SHORT TASK
Every entry must be echoed exactly.

PROVIDED DATA
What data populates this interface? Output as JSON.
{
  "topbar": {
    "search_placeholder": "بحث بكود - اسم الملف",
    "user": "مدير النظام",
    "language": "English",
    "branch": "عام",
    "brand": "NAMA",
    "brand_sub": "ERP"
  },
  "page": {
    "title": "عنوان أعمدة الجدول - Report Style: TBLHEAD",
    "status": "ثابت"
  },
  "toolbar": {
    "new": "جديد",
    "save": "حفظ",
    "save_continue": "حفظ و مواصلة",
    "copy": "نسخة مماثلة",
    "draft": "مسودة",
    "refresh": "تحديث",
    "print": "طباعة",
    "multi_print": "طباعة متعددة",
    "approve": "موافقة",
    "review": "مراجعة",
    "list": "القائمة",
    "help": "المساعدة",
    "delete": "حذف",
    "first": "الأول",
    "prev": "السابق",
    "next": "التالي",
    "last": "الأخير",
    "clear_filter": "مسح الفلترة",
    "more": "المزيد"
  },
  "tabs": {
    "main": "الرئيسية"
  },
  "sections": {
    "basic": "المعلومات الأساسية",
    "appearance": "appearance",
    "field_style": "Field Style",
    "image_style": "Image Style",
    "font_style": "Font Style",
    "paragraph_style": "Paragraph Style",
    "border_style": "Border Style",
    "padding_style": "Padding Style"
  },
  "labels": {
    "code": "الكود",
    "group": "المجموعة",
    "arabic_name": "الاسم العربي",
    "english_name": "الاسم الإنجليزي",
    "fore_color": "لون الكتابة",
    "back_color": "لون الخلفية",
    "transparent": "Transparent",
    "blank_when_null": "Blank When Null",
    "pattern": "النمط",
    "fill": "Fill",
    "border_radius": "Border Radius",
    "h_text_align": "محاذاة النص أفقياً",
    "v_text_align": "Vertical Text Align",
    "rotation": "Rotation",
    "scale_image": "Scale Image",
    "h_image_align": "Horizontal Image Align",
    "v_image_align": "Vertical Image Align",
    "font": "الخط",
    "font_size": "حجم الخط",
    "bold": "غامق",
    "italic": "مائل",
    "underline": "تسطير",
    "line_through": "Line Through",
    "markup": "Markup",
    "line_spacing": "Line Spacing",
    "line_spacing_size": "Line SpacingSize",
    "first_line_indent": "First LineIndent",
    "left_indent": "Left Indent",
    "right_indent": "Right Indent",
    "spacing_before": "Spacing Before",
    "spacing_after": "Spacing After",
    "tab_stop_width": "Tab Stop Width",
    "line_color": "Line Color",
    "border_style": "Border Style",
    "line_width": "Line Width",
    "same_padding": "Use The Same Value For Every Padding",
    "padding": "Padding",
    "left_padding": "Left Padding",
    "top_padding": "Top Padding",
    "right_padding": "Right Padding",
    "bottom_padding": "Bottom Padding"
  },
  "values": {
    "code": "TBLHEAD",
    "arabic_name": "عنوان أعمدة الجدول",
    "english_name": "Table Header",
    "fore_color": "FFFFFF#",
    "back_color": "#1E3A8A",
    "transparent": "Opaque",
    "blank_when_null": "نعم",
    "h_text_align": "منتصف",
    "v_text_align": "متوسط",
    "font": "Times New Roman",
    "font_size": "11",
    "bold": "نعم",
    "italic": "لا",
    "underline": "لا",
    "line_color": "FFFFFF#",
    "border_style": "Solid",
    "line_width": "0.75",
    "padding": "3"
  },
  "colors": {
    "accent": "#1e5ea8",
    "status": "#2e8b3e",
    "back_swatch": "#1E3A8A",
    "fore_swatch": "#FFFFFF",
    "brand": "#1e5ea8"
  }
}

ANSWER TO THE TASK
What data populates this interface? Output as JSON.
{
  "topbar": {
    "search_placeholder": "بحث بكود - اسم الملف",
    "user": "مدير النظام",
    "language": "English",
    "branch": "عام",
    "brand": "NAMA",
    "brand_sub": "ERP"
  },
  "page": {
    "title": "عنوان أعمدة الجدول - Report Style: TBLHEAD",
    "status": "ثابت"
  },
  "toolbar": {
    "new": "جديد",
    "save": "حفظ",
    "save_continue": "حفظ و مواصلة",
    "copy": "نسخة مماثلة",
    "draft": "مسودة",
    "refresh": "تحديث",
    "print": "طباعة",
    "multi_print": "طباعة متعددة",
    "approve": "موافقة",
    "review": "مراجعة",
    "list": "القائمة",
    "help": "المساعدة",
    "delete": "حذف",
    "first": "الأول",
    "prev": "السابق",
    "next": "التالي",
    "last": "الأخير",
    "clear_filter": "مسح الفلترة",
    "more": "المزيد"
  },
  "tabs": {
    "main": "الرئيسية"
  },
  "sections": {
    "basic": "المعلومات الأساسية",
    "appearance": "appearance",
    "field_style": "Field Style",
    "image_style": "Image Style",
    "font_style": "Font Style",
    "paragraph_style": "Paragraph Style",
    "border_style": "Border Style",
    "padding_style": "Padding Style"
  },
  "labels": {
    "code": "الكود",
    "group": "المجموعة",
    "arabic_name": "الاسم العربي",
    "english_name": "الاسم الإنجليزي",
    "fore_color": "لون الكتابة",
    "back_color": "لون الخلفية",
    "transparent": "Transparent",
    "blank_when_null": "Blank When Null",
    "pattern": "النمط",
    "fill": "Fill",
    "border_radius": "Border Radius",
    "h_text_align": "محاذاة النص أفقياً",
    "v_text_align": "Vertical Text Align",
    "rotation": "Rotation",
    "scale_image": "Scale Image",
    "h_image_align": "Horizontal Image Align",
    "v_image_align": "Vertical Image Align",
    "font": "الخط",
    "font_size": "حجم الخط",
    "bold": "غامق",
    "italic": "مائل",
    "underline": "تسطير",
    "line_through": "Line Through",
    "markup": "Markup",
    "line_spacing": "Line Spacing",
    "line_spacing_size": "Line SpacingSize",
    "first_line_indent": "First LineIndent",
    "left_indent": "Left Indent",
    "right_indent": "Right Indent",
    "spacing_before": "Spacing Before",
    "spacing_after": "Spacing After",
    "tab_stop_width": "Tab Stop Width",
    "line_color": "Line Color",
    "border_style": "Border Style",
    "line_width": "Line Width",
    "same_padding": "Use The Same Value For Every Padding",
    "padding": "Padding",
    "left_padding": "Left Padding",
    "top_padding": "Top Padding",
    "right_padding": "Right Padding",
    "bottom_padding": "Bottom Padding"
  },
  "values": {
    "code": "TBLHEAD",
    "arabic_name": "عنوان أعمدة الجدول",
    "english_name": "Table Header",
    "fore_color": "FFFFFF#",
    "back_color": "#1E3A8A",
    "transparent": "Opaque",
    "blank_when_null": "نعم",
    "h_text_align": "منتصف",
    "v_text_align": "متوسط",
    "font": "Times New Roman",
    "font_size": "11",
    "bold": "نعم",
    "italic": "لا",
    "underline": "لا",
    "line_color": "FFFFFF#",
    "border_style": "Solid",
    "line_width": "0.75",
    "padding": "3"
  },
  "colors": {
    "accent": "#1e5ea8",
    "status": "#2e8b3e",
    "back_swatch": "#1E3A8A",
    "fore_swatch": "#FFFFFF",
    "brand": "#1e5ea8"
  }
}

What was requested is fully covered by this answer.